▶ [Source passage]:
Date Sat, 12 Dec 2009 22:50:53 GMT
You might also consider hbase, particularly If you find that your data is
being updated with some regularity, particularly if the updates are randomly
distributed over the data set.  See
http://hadoop.apache.org/hbase/docs/r0.20.2/api/org/apache/hadoop/hbase/mapreduce/package-summary.html#bulkfor
how to do a fast bulk load of your billiions of rows of data.

Yours,
St.Ack


On Sat, Dec 12, 2009 at 1:01 PM, Todd Lipcon <todd@cloudera.com> wrote:

> Hi Xueling,
>
> In that case, I would recommend the following:
>
> 1) Put all of your data on HDFS
> 2) Write a MapReduce job that sorts the data by position of match
> 3) As a second output of this job, you can write a "sparse index" -
> basically a set of entries like this:
>
> <position of match> <offset into file> <number of entries following>
>
> where you're basically giving offsets into every 10K records or so. If
> you index every 10K records, then 5 billion total will mean 100,000
> index entries. Each index entry shouldn't be more than 20 bytes, so
> 100,000 entries will be 2MB. This is super easy to fit into memory.
> (you could probably index every 100th record instead and end up with
> 200MB, still easy to fit in memory)
>
> Then to satisfy your count-range query, you can simply scan your
> in-memory sparse index. Some of the indexed blocks will be completely
> included in the range, in which case you just add up the "number of
> entries following" column. The start and finish block will be
> partially covered, so you can use the file offset info to load that
> file off HDFS, start reading at that offset, and finish the count.

▶ [Work request 1]: According to the email about indexing data on HDFS, what should the MapReduce job sort the data by?
▶ [Work request 2]: Write the next part of the email about indexing data on HDFS, picking up right after its final sentence.

▶ [Dataset entries]:
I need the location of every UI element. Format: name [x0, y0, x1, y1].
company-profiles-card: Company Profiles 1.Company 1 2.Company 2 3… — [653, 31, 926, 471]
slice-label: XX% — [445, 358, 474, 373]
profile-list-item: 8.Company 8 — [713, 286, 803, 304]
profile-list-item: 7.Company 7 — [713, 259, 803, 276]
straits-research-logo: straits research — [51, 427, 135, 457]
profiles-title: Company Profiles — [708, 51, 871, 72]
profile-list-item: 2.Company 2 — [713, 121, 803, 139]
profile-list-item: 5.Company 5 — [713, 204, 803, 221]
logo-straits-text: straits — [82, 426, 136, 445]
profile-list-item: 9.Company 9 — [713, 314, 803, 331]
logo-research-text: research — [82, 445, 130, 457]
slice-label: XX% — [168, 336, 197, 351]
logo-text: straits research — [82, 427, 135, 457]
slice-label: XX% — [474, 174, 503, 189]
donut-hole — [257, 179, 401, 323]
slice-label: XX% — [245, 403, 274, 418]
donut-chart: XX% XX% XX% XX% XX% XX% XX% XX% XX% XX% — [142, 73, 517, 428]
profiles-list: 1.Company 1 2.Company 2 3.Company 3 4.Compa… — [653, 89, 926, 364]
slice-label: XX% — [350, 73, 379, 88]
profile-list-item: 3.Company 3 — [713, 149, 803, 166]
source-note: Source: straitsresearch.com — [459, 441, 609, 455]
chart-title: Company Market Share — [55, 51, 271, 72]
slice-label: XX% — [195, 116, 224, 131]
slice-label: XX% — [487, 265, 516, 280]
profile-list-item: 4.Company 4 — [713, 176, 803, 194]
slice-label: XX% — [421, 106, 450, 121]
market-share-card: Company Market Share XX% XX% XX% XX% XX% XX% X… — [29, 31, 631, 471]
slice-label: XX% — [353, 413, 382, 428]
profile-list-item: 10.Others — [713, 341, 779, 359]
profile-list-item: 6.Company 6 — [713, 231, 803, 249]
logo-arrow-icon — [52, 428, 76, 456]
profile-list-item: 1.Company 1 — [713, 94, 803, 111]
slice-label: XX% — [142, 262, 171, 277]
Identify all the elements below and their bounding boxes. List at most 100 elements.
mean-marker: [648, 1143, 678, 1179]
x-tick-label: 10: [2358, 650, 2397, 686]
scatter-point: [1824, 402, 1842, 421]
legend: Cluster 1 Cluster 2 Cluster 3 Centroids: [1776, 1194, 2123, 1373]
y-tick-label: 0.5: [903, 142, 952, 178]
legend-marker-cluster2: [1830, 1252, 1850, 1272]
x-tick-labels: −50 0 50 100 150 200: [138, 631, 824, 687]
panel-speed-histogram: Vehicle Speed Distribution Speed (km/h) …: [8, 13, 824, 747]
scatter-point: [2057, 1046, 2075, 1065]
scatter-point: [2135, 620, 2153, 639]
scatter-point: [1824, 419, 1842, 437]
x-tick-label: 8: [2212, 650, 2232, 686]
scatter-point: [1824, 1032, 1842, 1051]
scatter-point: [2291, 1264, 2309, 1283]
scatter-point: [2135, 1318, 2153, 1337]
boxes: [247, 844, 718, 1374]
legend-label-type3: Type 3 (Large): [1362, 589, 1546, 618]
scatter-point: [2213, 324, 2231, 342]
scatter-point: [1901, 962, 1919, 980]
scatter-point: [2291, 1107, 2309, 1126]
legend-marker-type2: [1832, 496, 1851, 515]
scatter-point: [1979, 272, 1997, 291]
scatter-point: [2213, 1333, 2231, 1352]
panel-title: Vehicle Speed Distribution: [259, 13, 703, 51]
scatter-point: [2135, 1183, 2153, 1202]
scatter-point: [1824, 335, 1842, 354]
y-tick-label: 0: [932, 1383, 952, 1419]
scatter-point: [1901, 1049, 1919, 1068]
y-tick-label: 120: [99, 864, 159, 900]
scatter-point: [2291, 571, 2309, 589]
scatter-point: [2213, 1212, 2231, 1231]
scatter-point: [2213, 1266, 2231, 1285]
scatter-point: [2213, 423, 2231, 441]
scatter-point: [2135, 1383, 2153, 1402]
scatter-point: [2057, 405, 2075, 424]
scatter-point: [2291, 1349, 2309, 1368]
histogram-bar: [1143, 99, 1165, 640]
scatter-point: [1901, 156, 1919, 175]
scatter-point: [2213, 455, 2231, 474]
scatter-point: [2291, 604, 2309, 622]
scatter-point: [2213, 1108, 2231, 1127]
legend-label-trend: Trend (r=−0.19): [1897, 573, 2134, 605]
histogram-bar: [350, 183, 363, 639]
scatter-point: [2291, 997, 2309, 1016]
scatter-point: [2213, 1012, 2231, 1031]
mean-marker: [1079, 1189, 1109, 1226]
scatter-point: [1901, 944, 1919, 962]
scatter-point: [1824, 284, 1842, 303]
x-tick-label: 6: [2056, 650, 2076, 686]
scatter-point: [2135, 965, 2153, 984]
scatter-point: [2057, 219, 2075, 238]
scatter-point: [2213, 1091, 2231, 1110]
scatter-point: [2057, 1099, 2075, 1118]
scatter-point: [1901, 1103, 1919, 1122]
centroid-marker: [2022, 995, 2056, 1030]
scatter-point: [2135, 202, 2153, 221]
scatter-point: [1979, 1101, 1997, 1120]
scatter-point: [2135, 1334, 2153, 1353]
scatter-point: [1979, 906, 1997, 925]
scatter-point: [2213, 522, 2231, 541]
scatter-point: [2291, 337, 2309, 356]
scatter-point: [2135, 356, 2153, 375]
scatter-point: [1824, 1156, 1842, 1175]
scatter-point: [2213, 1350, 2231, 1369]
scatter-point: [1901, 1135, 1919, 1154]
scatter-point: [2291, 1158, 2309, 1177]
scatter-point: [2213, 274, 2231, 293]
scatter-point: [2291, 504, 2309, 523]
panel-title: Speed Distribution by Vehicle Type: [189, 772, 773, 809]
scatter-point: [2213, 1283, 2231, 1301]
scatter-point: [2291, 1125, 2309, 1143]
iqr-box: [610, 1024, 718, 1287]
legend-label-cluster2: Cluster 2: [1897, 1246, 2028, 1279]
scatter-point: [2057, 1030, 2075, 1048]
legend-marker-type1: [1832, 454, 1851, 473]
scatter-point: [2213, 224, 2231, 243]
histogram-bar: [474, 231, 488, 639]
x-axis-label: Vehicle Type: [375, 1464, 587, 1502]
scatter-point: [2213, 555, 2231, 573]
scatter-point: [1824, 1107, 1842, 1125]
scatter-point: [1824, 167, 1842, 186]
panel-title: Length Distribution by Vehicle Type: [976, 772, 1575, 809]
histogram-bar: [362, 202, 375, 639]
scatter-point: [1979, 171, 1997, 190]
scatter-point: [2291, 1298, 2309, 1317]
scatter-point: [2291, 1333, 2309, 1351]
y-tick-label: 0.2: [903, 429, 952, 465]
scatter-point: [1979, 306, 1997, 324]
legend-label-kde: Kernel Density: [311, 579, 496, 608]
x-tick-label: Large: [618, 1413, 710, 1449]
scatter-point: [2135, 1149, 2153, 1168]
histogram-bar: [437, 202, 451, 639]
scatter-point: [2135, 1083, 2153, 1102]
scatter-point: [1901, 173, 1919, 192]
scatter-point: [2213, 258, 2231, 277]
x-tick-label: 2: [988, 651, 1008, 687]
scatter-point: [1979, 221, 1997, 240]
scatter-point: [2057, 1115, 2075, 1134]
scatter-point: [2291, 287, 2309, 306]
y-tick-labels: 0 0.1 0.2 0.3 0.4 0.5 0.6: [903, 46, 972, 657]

▶ [Response area 1]: By position of match.

▶ [Response area 2]:
>
> Total time per query should be <100ms no problem.
>
> -Todd
>
> On Sat, Dec 12, 2009 at 10:38 AM, Xueling Shu <xshu@systemsbiology.org>
> wrote:
> > Hi Todd:
> >
> > Thank you for your reply.
> >
> > The datasets wont be updated often. But the query against a data set is
> > frequent. The quicker the query, the better. For example we have done
> > testing on a Mysql database (5 billion records randomly scattered into 24
> > tables) and the slowest query against the biggest table (400,000,000
> > records) is around 12 mins. So if using any Hadoop product can speed up
> the
> > search then the product is what we are looking for.
> >
> > Cheers,
> > Xueling
> >
> > On Fri, Dec 11, 2009 at 7:34 PM, Todd Lipcon <todd@cloudera.com> wrote:
> >
> >> Hi Xueling,
> >>
> >> One important question that can really change the answer:
> >>
> >> How often does the dataset change? Can the changes be merged in in
> >> bulk every once in a while, or do you need to actually update them
> >> randomly very often?
> >>
> >> Also, how fast is "quick"? Do you mean 1 minute, 10 seconds, 1 second,
> or
> >> 10ms?
> >>
> >> Thanks
> >> -Todd
> >>
> >> On Fri, Dec 11, 2009 at 7:19 PM, Xueling Shu <xshu@systemsbiology.org>
> >> wrote:
> >> >  Hi there:
> >> >
> >> > I am researching Hadoop to see which of its products suits our need
> for
> >> > quick queries against large data sets (billions of records per set)
> >> >
> >> > The queries will be performed against chip sequencing data. Each
> record
> >> is
> >> > one line in a file. To be clear below shows a sample record in the
> data
> >> set.
> >> >
> >> >
> >> > one line (record) looks like: 1-1-174-418 TGTGTCCCTTTGTAATGAATCACTATC
> U2
> >> 0 0
> >> > 1 4 *103570835* F .. 23G 24C
> >> >
> >> > The highlighted field is called "position of match" and the query we
> are
> >> > interested in is the # of sequences in a certain range of this
> "position
> >> of
> >> > match". For instance the range can be "position of match" > 200 and
> >> > "position of match" + 36 < 200,000.
> >> >
> >> > Any suggestions on the Hadoop product I should start with to
> accomplish
> >> the
> >> > task? HBase,Pig,Hive, or ...?
> >> >
> >> > Thanks!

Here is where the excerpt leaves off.